Instructions for the task »
Look for "Extract all readable text from this page." in the records below, then copy that line and every line after it, exactly and with nothing added.

Collected data:
|---|

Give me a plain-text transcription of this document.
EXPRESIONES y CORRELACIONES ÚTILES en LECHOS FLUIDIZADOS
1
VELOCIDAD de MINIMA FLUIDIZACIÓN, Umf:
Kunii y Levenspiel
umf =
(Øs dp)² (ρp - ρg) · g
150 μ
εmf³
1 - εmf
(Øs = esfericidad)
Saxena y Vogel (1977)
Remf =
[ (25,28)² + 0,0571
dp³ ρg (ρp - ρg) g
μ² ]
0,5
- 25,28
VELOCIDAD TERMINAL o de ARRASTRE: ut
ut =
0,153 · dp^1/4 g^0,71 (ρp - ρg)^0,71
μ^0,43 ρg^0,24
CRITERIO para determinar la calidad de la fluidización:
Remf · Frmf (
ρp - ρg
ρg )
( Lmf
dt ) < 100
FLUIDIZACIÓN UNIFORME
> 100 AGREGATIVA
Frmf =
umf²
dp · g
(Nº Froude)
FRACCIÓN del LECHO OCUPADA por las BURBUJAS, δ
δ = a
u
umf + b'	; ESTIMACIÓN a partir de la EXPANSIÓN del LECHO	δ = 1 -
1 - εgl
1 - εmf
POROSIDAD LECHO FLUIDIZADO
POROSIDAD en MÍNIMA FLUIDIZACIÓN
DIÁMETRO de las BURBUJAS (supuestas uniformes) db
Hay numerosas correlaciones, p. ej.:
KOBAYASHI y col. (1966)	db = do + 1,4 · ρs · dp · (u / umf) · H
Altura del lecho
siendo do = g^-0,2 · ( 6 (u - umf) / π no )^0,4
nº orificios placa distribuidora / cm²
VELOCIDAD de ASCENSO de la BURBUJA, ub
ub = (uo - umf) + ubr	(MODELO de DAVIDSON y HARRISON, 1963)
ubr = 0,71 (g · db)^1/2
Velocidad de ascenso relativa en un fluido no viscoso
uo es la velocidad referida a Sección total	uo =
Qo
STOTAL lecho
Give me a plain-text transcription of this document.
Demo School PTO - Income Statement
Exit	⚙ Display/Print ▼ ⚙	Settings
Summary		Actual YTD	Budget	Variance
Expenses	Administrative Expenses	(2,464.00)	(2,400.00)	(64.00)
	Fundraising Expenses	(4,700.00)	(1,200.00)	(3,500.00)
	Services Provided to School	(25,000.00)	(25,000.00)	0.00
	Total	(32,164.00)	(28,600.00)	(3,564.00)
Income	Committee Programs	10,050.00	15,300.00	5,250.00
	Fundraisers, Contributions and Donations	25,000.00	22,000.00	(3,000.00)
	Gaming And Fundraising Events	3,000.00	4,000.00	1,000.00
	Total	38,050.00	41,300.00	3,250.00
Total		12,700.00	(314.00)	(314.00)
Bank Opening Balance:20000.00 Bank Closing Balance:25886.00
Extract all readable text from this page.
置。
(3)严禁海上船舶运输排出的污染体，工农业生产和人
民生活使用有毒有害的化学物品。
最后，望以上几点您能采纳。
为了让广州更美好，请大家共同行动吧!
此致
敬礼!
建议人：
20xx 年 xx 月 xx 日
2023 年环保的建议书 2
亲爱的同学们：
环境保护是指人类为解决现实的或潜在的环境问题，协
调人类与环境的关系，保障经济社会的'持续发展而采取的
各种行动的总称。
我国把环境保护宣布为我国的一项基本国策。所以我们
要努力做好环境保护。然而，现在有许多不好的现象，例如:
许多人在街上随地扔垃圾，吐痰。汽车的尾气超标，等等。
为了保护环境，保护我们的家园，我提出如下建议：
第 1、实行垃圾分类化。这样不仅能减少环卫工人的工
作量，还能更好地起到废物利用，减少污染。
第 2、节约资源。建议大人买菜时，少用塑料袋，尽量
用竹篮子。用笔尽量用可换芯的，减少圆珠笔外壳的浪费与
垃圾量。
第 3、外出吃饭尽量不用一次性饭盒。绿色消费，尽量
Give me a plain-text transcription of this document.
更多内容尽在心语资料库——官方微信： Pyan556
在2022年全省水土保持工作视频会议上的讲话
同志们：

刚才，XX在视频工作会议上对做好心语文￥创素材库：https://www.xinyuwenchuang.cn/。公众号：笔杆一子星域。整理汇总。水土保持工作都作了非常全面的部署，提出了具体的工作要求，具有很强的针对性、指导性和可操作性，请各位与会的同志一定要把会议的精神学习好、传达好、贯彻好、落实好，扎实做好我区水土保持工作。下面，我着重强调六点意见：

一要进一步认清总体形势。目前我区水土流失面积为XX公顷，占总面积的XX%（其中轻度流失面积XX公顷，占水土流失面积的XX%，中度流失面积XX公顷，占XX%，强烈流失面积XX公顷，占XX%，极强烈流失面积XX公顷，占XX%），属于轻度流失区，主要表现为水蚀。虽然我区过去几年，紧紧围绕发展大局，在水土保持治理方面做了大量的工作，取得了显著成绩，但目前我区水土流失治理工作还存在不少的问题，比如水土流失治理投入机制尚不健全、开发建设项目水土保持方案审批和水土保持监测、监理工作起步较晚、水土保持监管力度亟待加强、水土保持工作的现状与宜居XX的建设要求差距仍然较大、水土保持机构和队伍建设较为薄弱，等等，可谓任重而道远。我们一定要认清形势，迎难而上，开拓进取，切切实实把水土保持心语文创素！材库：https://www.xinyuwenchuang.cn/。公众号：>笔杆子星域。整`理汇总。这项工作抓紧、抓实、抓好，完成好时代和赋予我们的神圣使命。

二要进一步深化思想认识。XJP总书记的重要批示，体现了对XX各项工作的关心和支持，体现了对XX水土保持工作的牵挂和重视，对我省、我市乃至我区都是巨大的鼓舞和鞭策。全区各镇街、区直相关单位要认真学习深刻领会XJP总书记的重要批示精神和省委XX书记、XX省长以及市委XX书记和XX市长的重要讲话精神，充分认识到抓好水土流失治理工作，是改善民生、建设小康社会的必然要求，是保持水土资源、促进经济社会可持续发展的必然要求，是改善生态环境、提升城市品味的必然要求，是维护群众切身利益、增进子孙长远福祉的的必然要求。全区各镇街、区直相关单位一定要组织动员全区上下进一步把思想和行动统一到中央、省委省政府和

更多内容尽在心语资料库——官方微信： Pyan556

|---|

Complete answer »
Extract all readable text from this page.
置。
(3)严禁海上船舶运输排出的污染体，工农业生产和人
民生活使用有毒有害的化学物品。
最后，望以上几点您能采纳。
为了让广州更美好，请大家共同行动吧!
此致
敬礼!
建议人：
20xx 年 xx 月 xx 日
2023 年环保的建议书 2
亲爱的同学们：
环境保护是指人类为解决现实的或潜在的环境问题，协
调人类与环境的关系，保障经济社会的'持续发展而采取的
各种行动的总称。
我国把环境保护宣布为我国的一项基本国策。所以我们
要努力做好环境保护。然而，现在有许多不好的现象，例如:
许多人在街上随地扔垃圾，吐痰。汽车的尾气超标，等等。
为了保护环境，保护我们的家园，我提出如下建议：
第 1、实行垃圾分类化。这样不仅能减少环卫工人的工
作量，还能更好地起到废物利用，减少污染。
第 2、节约资源。建议大人买菜时，少用塑料袋，尽量
用竹篮子。用笔尽量用可换芯的，减少圆珠笔外壳的浪费与
垃圾量。
第 3、外出吃饭尽量不用一次性饭盒。绿色消费，尽量
Give me a plain-text transcription of this document.
更多内容尽在心语资料库——官方微信： Pyan556
在2022年全省水土保持工作视频会议上的讲话
同志们：

刚才，XX在视频工作会议上对做好心语文￥创素材库：https://www.xinyuwenchuang.cn/。公众号：笔杆一子星域。整理汇总。水土保持工作都作了非常全面的部署，提出了具体的工作要求，具有很强的针对性、指导性和可操作性，请各位与会的同志一定要把会议的精神学习好、传达好、贯彻好、落实好，扎实做好我区水土保持工作。下面，我着重强调六点意见：

一要进一步认清总体形势。目前我区水土流失面积为XX公顷，占总面积的XX%（其中轻度流失面积XX公顷，占水土流失面积的XX%，中度流失面积XX公顷，占XX%，强烈流失面积XX公顷，占XX%，极强烈流失面积XX公顷，占XX%），属于轻度流失区，主要表现为水蚀。虽然我区过去几年，紧紧围绕发展大局，在水土保持治理方面做了大量的工作，取得了显著成绩，但目前我区水土流失治理工作还存在不少的问题，比如水土流失治理投入机制尚不健全、开发建设项目水土保持方案审批和水土保持监测、监理工作起步较晚、水土保持监管力度亟待加强、水土保持工作的现状与宜居XX的建设要求差距仍然较大、水土保持机构和队伍建设较为薄弱，等等，可谓任重而道远。我们一定要认清形势，迎难而上，开拓进取，切切实实把水土保持心语文创素！材库：https://www.xinyuwenchuang.cn/。公众号：>笔杆子星域。整`理汇总。这项工作抓紧、抓实、抓好，完成好时代和赋予我们的神圣使命。

二要进一步深化思想认识。XJP总书记的重要批示，体现了对XX各项工作的关心和支持，体现了对XX水土保持工作的牵挂和重视，对我省、我市乃至我区都是巨大的鼓舞和鞭策。全区各镇街、区直相关单位要认真学习深刻领会XJP总书记的重要批示精神和省委XX书记、XX省长以及市委XX书记和XX市长的重要讲话精神，充分认识到抓好水土流失治理工作，是改善民生、建设小康社会的必然要求，是保持水土资源、促进经济社会可持续发展的必然要求，是改善生态环境、提升城市品味的必然要求，是维护群众切身利益、增进子孙长远福祉的的必然要求。全区各镇街、区直相关单位一定要组织动员全区上下进一步把思想和行动统一到中央、省委省政府和

更多内容尽在心语资料库——官方微信： Pyan556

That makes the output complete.